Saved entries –
Start

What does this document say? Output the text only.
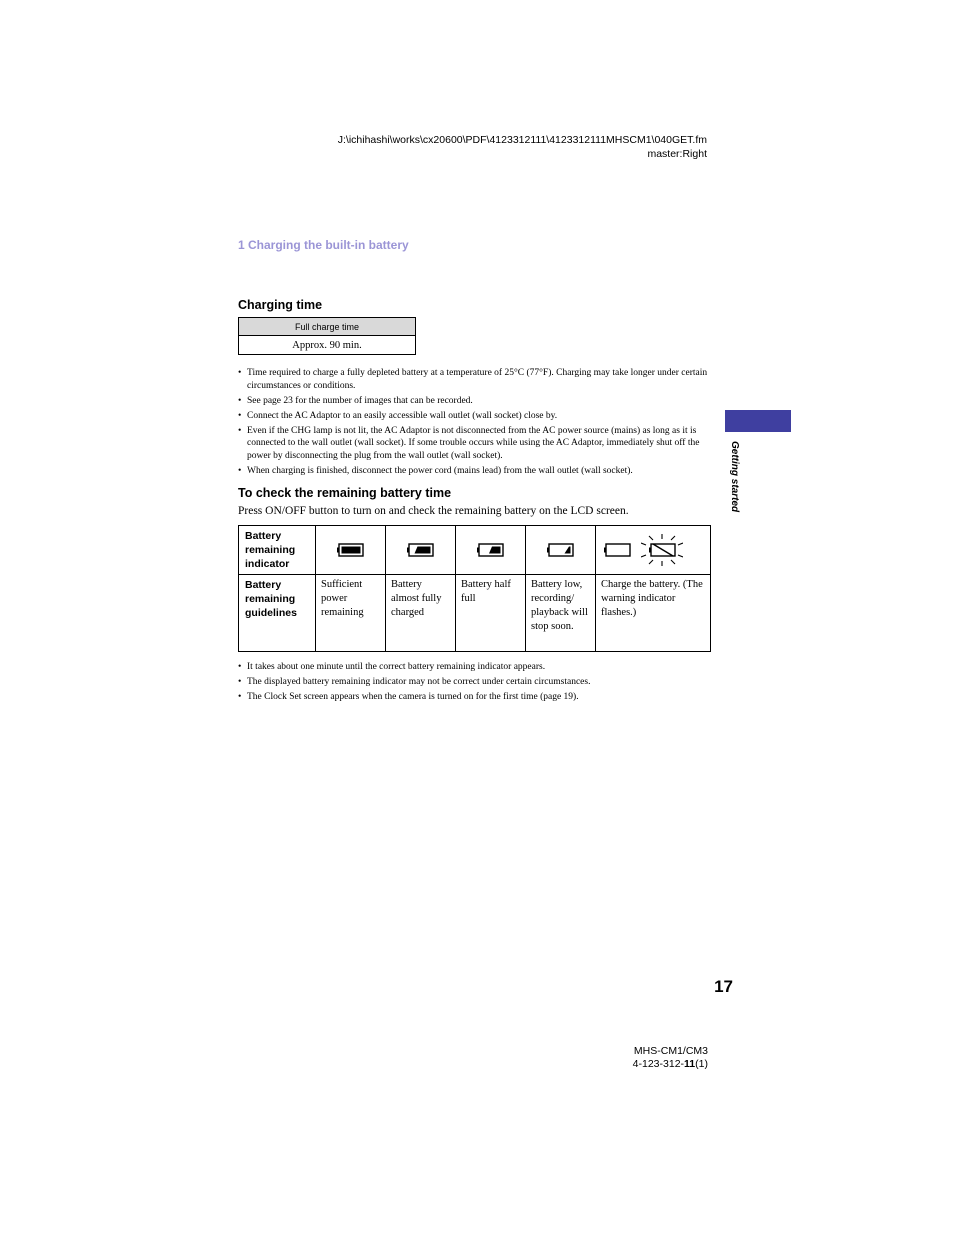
J:\ichihashi\works\cx20600\PDF\4123312111\4123312111MHSCM1\040GET.fm
master:Right
1 Charging the built-in battery
Getting started
Charging time
Full charge time
Approx. 90 min.
• Time required to charge a fully depleted battery at a temperature of 25°C (77°F). Charging may take longer under certain circumstances or conditions.
• See page 23 for the number of images that can be recorded.
• Connect the AC Adaptor to an easily accessible wall outlet (wall socket) close by.
• Even if the CHG lamp is not lit, the AC Adaptor is not disconnected from the AC power source (mains) as long as it is connected to the wall outlet (wall socket). If some trouble occurs while using the AC Adaptor, immediately shut off the power by disconnecting the plug from the wall outlet (wall socket).
• When charging is finished, disconnect the power cord (mains lead) from the wall outlet (wall socket).
To check the remaining battery time
Press ON/OFF button to turn on and check the remaining battery on the LCD screen.
Battery remaining indicator					
Battery remaining guidelines	Sufficient power remaining	Battery almost fully charged	Battery half full	Battery low, recording/ playback will stop soon.	Charge the battery. (The warning indicator flashes.)
• It takes about one minute until the correct battery remaining indicator appears.
• The displayed battery remaining indicator may not be correct under certain circumstances.
• The Clock Set screen appears when the camera is turned on for the first time (page 19).
17
MHS-CM1/CM3
4-123-312-11(1)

End

WRITTEN TASK – In the listing, find every line with the word "certain" and state how many there are, nothing more.

FINAL RESULT – 2